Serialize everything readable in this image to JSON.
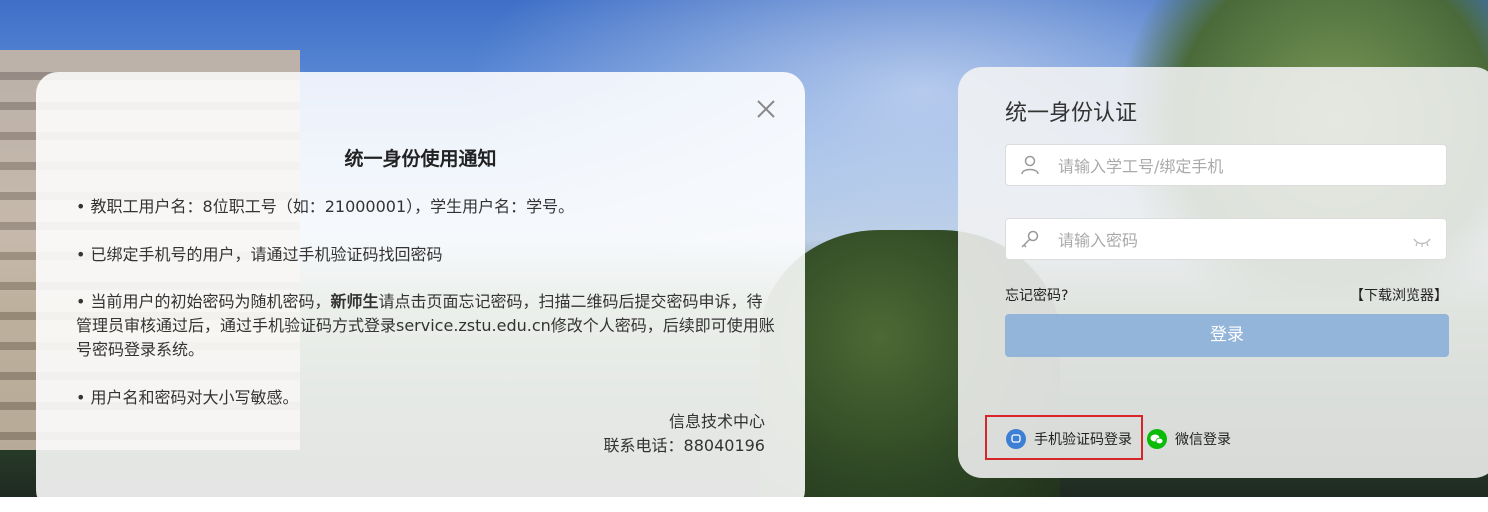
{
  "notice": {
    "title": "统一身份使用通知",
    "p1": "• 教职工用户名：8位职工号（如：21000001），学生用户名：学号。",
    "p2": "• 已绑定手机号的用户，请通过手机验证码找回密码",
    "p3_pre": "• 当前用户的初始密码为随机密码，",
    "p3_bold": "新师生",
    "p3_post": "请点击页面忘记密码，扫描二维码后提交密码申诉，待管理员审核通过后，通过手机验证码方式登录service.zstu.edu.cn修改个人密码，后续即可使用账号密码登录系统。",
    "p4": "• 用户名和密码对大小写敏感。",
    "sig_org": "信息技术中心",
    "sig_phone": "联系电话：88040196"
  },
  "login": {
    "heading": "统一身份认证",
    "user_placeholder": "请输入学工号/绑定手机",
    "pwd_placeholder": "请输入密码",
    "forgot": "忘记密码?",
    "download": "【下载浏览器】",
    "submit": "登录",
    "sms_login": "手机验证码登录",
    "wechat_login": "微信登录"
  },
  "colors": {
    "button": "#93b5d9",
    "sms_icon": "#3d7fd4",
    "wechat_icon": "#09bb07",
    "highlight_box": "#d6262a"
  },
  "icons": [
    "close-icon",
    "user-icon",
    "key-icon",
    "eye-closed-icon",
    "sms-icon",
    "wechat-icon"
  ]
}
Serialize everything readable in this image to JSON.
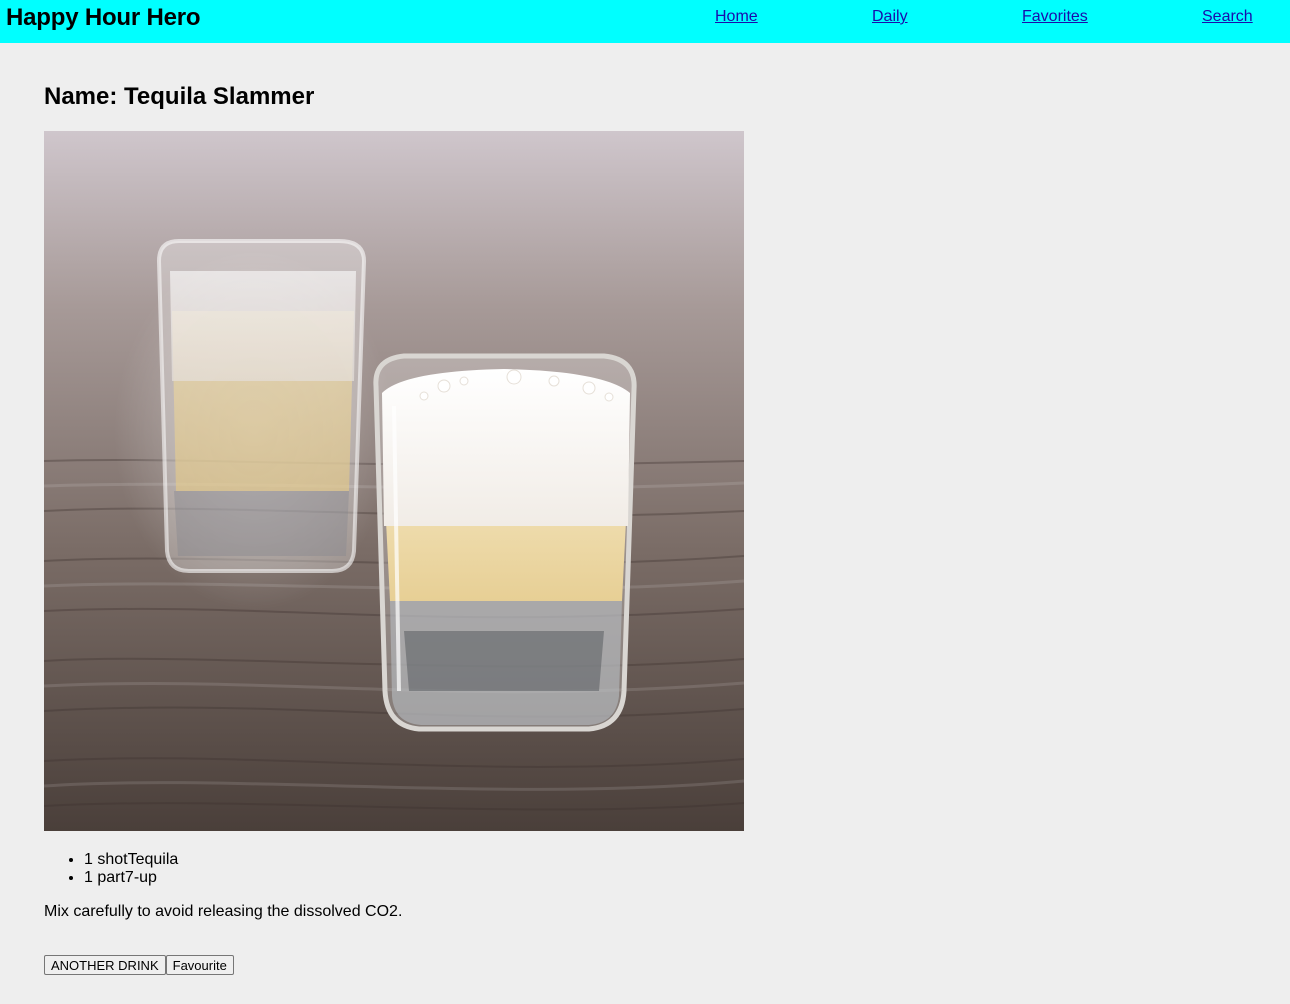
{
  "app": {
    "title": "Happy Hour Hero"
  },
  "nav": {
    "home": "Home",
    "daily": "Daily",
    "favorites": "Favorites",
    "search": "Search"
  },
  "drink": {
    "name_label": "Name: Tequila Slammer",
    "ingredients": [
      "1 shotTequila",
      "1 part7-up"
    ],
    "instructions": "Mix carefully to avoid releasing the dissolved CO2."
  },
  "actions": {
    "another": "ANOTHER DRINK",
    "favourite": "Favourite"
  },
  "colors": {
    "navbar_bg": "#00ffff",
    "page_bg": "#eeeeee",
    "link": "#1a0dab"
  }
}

════════════════════

→ Aim of the task
Copy every entry exactly as written. Pictures are excluded.

→ In response
Serialize everything readable in this image to JSON.
{
  "notice": {
    "title": "统一身份使用通知",
    "p1": "• 教职工用户名：8位职工号（如：21000001），学生用户名：学号。",
    "p2": "• 已绑定手机号的用户，请通过手机验证码找回密码",
    "p3_pre": "• 当前用户的初始密码为随机密码，",
    "p3_bold": "新师生",
    "p3_post": "请点击页面忘记密码，扫描二维码后提交密码申诉，待管理员审核通过后，通过手机验证码方式登录service.zstu.edu.cn修改个人密码，后续即可使用账号密码登录系统。",
    "p4": "• 用户名和密码对大小写敏感。",
    "sig_org": "信息技术中心",
    "sig_phone": "联系电话：88040196"
  },
  "login": {
    "heading": "统一身份认证",
    "user_placeholder": "请输入学工号/绑定手机",
    "pwd_placeholder": "请输入密码",
    "forgot": "忘记密码?",
    "download": "【下载浏览器】",
    "submit": "登录",
    "sms_login": "手机验证码登录",
    "wechat_login": "微信登录"
  },
  "colors": {
    "button": "#93b5d9",
    "sms_icon": "#3d7fd4",
    "wechat_icon": "#09bb07",
    "highlight_box": "#d6262a"
  },
  "icons": [
    "close-icon",
    "user-icon",
    "key-icon",
    "eye-closed-icon",
    "sms-icon",
    "wechat-icon"
  ]
}
Serialize everything readable in this image to JSON.
{
  "app": {
    "title": "Happy Hour Hero"
  },
  "nav": {
    "home": "Home",
    "daily": "Daily",
    "favorites": "Favorites",
    "search": "Search"
  },
  "drink": {
    "name_label": "Name: Tequila Slammer",
    "ingredients": [
      "1 shotTequila",
      "1 part7-up"
    ],
    "instructions": "Mix carefully to avoid releasing the dissolved CO2."
  },
  "actions": {
    "another": "ANOTHER DRINK",
    "favourite": "Favourite"
  },
  "colors": {
    "navbar_bg": "#00ffff",
    "page_bg": "#eeeeee",
    "link": "#1a0dab"
  }
}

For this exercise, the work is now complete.